◆ DATASET EXCERPTS ◆
"""

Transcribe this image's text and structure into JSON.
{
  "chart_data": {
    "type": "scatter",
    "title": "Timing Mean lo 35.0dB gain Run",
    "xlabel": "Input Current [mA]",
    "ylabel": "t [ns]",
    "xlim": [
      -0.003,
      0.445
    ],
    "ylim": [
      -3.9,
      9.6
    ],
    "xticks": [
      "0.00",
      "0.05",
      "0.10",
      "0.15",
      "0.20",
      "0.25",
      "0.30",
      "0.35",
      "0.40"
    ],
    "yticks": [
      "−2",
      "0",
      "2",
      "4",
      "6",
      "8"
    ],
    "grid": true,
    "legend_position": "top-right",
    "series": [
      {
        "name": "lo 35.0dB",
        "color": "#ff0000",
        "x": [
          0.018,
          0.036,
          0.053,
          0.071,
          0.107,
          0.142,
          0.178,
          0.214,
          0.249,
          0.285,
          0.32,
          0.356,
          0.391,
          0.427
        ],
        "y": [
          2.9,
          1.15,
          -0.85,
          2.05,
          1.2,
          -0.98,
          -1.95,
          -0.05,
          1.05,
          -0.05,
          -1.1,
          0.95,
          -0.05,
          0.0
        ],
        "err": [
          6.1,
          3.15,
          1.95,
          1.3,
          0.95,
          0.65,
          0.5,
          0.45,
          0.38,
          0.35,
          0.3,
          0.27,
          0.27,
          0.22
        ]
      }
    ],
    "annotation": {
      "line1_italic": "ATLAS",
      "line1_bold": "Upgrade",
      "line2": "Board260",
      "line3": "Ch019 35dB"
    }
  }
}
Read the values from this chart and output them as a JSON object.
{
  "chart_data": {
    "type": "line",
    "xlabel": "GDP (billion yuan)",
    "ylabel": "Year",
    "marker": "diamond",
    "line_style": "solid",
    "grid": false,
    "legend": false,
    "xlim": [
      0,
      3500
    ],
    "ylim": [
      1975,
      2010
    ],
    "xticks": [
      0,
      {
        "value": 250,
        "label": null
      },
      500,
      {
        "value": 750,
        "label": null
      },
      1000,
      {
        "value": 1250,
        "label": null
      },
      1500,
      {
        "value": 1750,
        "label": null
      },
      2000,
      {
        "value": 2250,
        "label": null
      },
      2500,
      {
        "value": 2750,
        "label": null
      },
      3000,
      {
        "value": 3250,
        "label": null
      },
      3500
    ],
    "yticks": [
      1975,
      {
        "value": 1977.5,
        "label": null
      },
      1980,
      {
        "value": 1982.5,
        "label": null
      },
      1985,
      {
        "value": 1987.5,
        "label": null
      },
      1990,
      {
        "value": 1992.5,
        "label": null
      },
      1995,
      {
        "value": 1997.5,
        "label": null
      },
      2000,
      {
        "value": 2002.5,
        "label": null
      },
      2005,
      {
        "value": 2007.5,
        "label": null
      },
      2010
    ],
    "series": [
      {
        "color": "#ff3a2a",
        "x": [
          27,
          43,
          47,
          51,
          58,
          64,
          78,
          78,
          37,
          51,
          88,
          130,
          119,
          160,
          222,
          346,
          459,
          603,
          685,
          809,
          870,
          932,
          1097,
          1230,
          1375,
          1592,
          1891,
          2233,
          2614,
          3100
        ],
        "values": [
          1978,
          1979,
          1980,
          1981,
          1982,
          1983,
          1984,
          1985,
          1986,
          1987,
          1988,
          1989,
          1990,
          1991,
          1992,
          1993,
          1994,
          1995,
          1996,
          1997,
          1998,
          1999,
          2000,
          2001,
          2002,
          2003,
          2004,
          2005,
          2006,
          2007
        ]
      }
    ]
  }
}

"""

◆ GOAL OF THE EXERCISE ◆
Would you give the material above again, complete and exact?

◆ EXERCISE ANSWER ◆
Transcribe this image's text and structure into JSON.
{
  "chart_data": {
    "type": "scatter",
    "title": "Timing Mean lo 35.0dB gain Run",
    "xlabel": "Input Current [mA]",
    "ylabel": "t [ns]",
    "xlim": [
      -0.003,
      0.445
    ],
    "ylim": [
      -3.9,
      9.6
    ],
    "xticks": [
      "0.00",
      "0.05",
      "0.10",
      "0.15",
      "0.20",
      "0.25",
      "0.30",
      "0.35",
      "0.40"
    ],
    "yticks": [
      "−2",
      "0",
      "2",
      "4",
      "6",
      "8"
    ],
    "grid": true,
    "legend_position": "top-right",
    "series": [
      {
        "name": "lo 35.0dB",
        "color": "#ff0000",
        "x": [
          0.018,
          0.036,
          0.053,
          0.071,
          0.107,
          0.142,
          0.178,
          0.214,
          0.249,
          0.285,
          0.32,
          0.356,
          0.391,
          0.427
        ],
        "y": [
          2.9,
          1.15,
          -0.85,
          2.05,
          1.2,
          -0.98,
          -1.95,
          -0.05,
          1.05,
          -0.05,
          -1.1,
          0.95,
          -0.05,
          0.0
        ],
        "err": [
          6.1,
          3.15,
          1.95,
          1.3,
          0.95,
          0.65,
          0.5,
          0.45,
          0.38,
          0.35,
          0.3,
          0.27,
          0.27,
          0.22
        ]
      }
    ],
    "annotation": {
      "line1_italic": "ATLAS",
      "line1_bold": "Upgrade",
      "line2": "Board260",
      "line3": "Ch019 35dB"
    }
  }
}
Read the values from this chart and output them as a JSON object.
{
  "chart_data": {
    "type": "line",
    "xlabel": "GDP (billion yuan)",
    "ylabel": "Year",
    "marker": "diamond",
    "line_style": "solid",
    "grid": false,
    "legend": false,
    "xlim": [
      0,
      3500
    ],
    "ylim": [
      1975,
      2010
    ],
    "xticks": [
      0,
      {
        "value": 250,
        "label": null
      },
      500,
      {
        "value": 750,
        "label": null
      },
      1000,
      {
        "value": 1250,
        "label": null
      },
      1500,
      {
        "value": 1750,
        "label": null
      },
      2000,
      {
        "value": 2250,
        "label": null
      },
      2500,
      {
        "value": 2750,
        "label": null
      },
      3000,
      {
        "value": 3250,
        "label": null
      },
      3500
    ],
    "yticks": [
      1975,
      {
        "value": 1977.5,
        "label": null
      },
      1980,
      {
        "value": 1982.5,
        "label": null
      },
      1985,
      {
        "value": 1987.5,
        "label": null
      },
      1990,
      {
        "value": 1992.5,
        "label": null
      },
      1995,
      {
        "value": 1997.5,
        "label": null
      },
      2000,
      {
        "value": 2002.5,
        "label": null
      },
      2005,
      {
        "value": 2007.5,
        "label": null
      },
      2010
    ],
    "series": [
      {
        "color": "#ff3a2a",
        "x": [
          27,
          43,
          47,
          51,
          58,
          64,
          78,
          78,
          37,
          51,
          88,
          130,
          119,
          160,
          222,
          346,
          459,
          603,
          685,
          809,
          870,
          932,
          1097,
          1230,
          1375,
          1592,
          1891,
          2233,
          2614,
          3100
        ],
        "values": [
          1978,
          1979,
          1980,
          1981,
          1982,
          1983,
          1984,
          1985,
          1986,
          1987,
          1988,
          1989,
          1990,
          1991,
          1992,
          1993,
          1994,
          1995,
          1996,
          1997,
          1998,
          1999,
          2000,
          2001,
          2002,
          2003,
          2004,
          2005,
          2006,
          2007
        ]
      }
    ]
  }
}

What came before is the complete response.